[Begin SUPPLIED DATA]

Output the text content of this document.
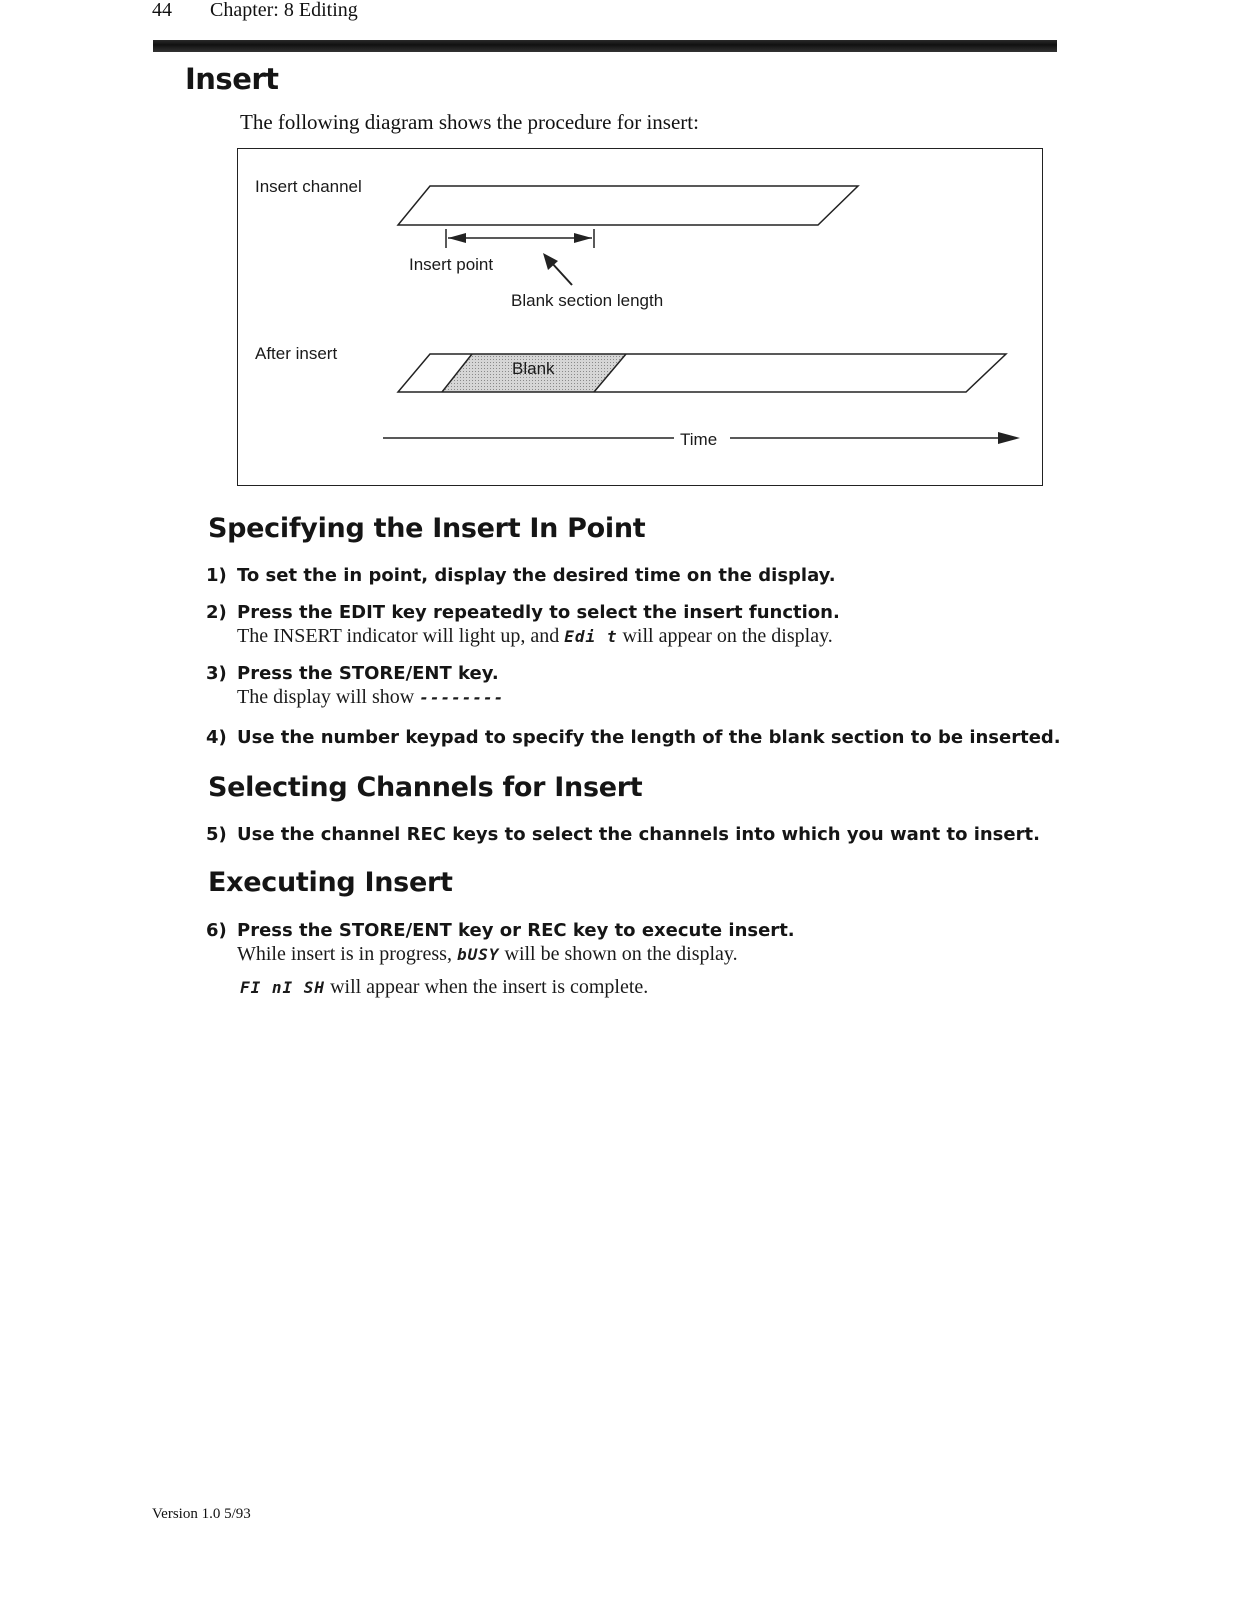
44 Chapter: 8 Editing
Insert
The following diagram shows the procedure for insert:
Insert channel
Insert point
Blank section length
After insert
Blank
Time
Specifying the Insert In Point
1) To set the in point, display the desired time on the display.
2) Press the EDIT key repeatedly to select the insert function.
The INSERT indicator will light up, and Edi t will appear on the display.
3) Press the STORE/ENT key.
The display will show --------
4) Use the number keypad to specify the length of the blank section to be inserted.
Selecting Channels for Insert
5) Use the channel REC keys to select the channels into which you want to insert.
Executing Insert
6) Press the STORE/ENT key or REC key to execute insert.
While insert is in progress, bUSY will be shown on the display.
FI nI SH will appear when the insert is complete.
Version 1.0 5/93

[End SUPPLIED DATA]

* [OBJECTIVE]:
Copy out all the entries exactly. Images stay out of the copy.

* [TASK RESULT]:
Output the text content of this document.
44 Chapter: 8 Editing
Insert
The following diagram shows the procedure for insert:
Insert channel
Insert point
Blank section length
After insert
Blank
Time
Specifying the Insert In Point
1) To set the in point, display the desired time on the display.
2) Press the EDIT key repeatedly to select the insert function.
The INSERT indicator will light up, and Edi t will appear on the display.
3) Press the STORE/ENT key.
The display will show --------
4) Use the number keypad to specify the length of the blank section to be inserted.
Selecting Channels for Insert
5) Use the channel REC keys to select the channels into which you want to insert.
Executing Insert
6) Press the STORE/ENT key or REC key to execute insert.
While insert is in progress, bUSY will be shown on the display.
FI nI SH will appear when the insert is complete.
Version 1.0 5/93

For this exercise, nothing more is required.